◆ The exercise:
Quote the data below in full, minus the images.

◆ Records for the exercise:
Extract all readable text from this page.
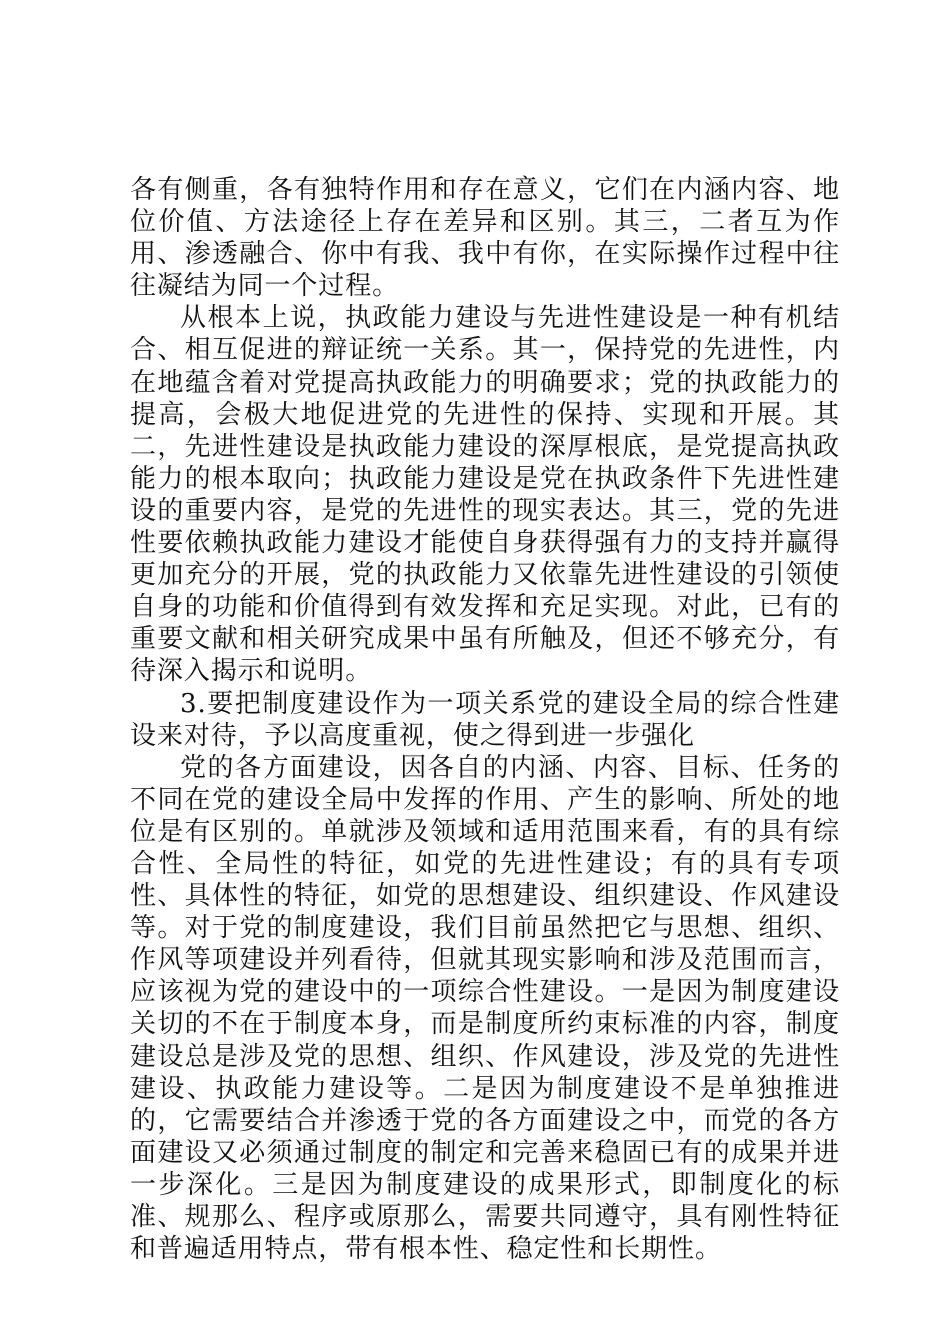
各有侧重，各有独特作用和存在意义，它们在内涵内容、地位价值、方法途径上存在差异和区别。其三，二者互为作用、渗透融合、你中有我、我中有你，在实际操作过程中往往凝结为同一个过程。

从根本上说，执政能力建设与先进性建设是一种有机结合、相互促进的辩证统一关系。其一，保持党的先进性，内在地蕴含着对党提高执政能力的明确要求；党的执政能力的提高，会极大地促进党的先进性的保持、实现和开展。其二，先进性建设是执政能力建设的深厚根底，是党提高执政能力的根本取向；执政能力建设是党在执政条件下先进性建设的重要内容，是党的先进性的现实表达。其三，党的先进性要依赖执政能力建设才能使自身获得强有力的支持并赢得更加充分的开展，党的执政能力又依靠先进性建设的引领使自身的功能和价值得到有效发挥和充足实现。对此，已有的重要文献和相关研究成果中虽有所触及，但还不够充分，有待深入揭示和说明。

3.要把制度建设作为一项关系党的建设全局的综合性建设来对待，予以高度重视，使之得到进一步强化

党的各方面建设，因各自的内涵、内容、目标、任务的不同在党的建设全局中发挥的作用、产生的影响、所处的地位是有区别的。单就涉及领域和适用范围来看，有的具有综合性、全局性的特征，如党的先进性建设；有的具有专项性、具体性的特征，如党的思想建设、组织建设、作风建设等。对于党的制度建设，我们目前虽然把它与思想、组织、作风等项建设并列看待，但就其现实影响和涉及范围而言，应该视为党的建设中的一项综合性建设。一是因为制度建设关切的不在于制度本身，而是制度所约束标准的内容，制度建设总是涉及党的思想、组织、作风建设，涉及党的先进性建设、执政能力建设等。二是因为制度建设不是单独推进的，它需要结合并渗透于党的各方面建设之中，而党的各方面建设又必须通过制度的制定和完善来稳固已有的成果并进一步深化。三是因为制度建设的成果形式，即制度化的标准、规那么、程序或原那么，需要共同遵守，具有刚性特征和普遍适用特点，带有根本性、稳定性和长期性。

◆ Task output:
Extract all readable text from this page.
各有侧重，各有独特作用和存在意义，它们在内涵内容、地位价值、方法途径上存在差异和区别。其三，二者互为作用、渗透融合、你中有我、我中有你，在实际操作过程中往往凝结为同一个过程。

从根本上说，执政能力建设与先进性建设是一种有机结合、相互促进的辩证统一关系。其一，保持党的先进性，内在地蕴含着对党提高执政能力的明确要求；党的执政能力的提高，会极大地促进党的先进性的保持、实现和开展。其二，先进性建设是执政能力建设的深厚根底，是党提高执政能力的根本取向；执政能力建设是党在执政条件下先进性建设的重要内容，是党的先进性的现实表达。其三，党的先进性要依赖执政能力建设才能使自身获得强有力的支持并赢得更加充分的开展，党的执政能力又依靠先进性建设的引领使自身的功能和价值得到有效发挥和充足实现。对此，已有的重要文献和相关研究成果中虽有所触及，但还不够充分，有待深入揭示和说明。

3.要把制度建设作为一项关系党的建设全局的综合性建设来对待，予以高度重视，使之得到进一步强化

党的各方面建设，因各自的内涵、内容、目标、任务的不同在党的建设全局中发挥的作用、产生的影响、所处的地位是有区别的。单就涉及领域和适用范围来看，有的具有综合性、全局性的特征，如党的先进性建设；有的具有专项性、具体性的特征，如党的思想建设、组织建设、作风建设等。对于党的制度建设，我们目前虽然把它与思想、组织、作风等项建设并列看待，但就其现实影响和涉及范围而言，应该视为党的建设中的一项综合性建设。一是因为制度建设关切的不在于制度本身，而是制度所约束标准的内容，制度建设总是涉及党的思想、组织、作风建设，涉及党的先进性建设、执政能力建设等。二是因为制度建设不是单独推进的，它需要结合并渗透于党的各方面建设之中，而党的各方面建设又必须通过制度的制定和完善来稳固已有的成果并进一步深化。三是因为制度建设的成果形式，即制度化的标准、规那么、程序或原那么，需要共同遵守，具有刚性特征和普遍适用特点，带有根本性、稳定性和长期性。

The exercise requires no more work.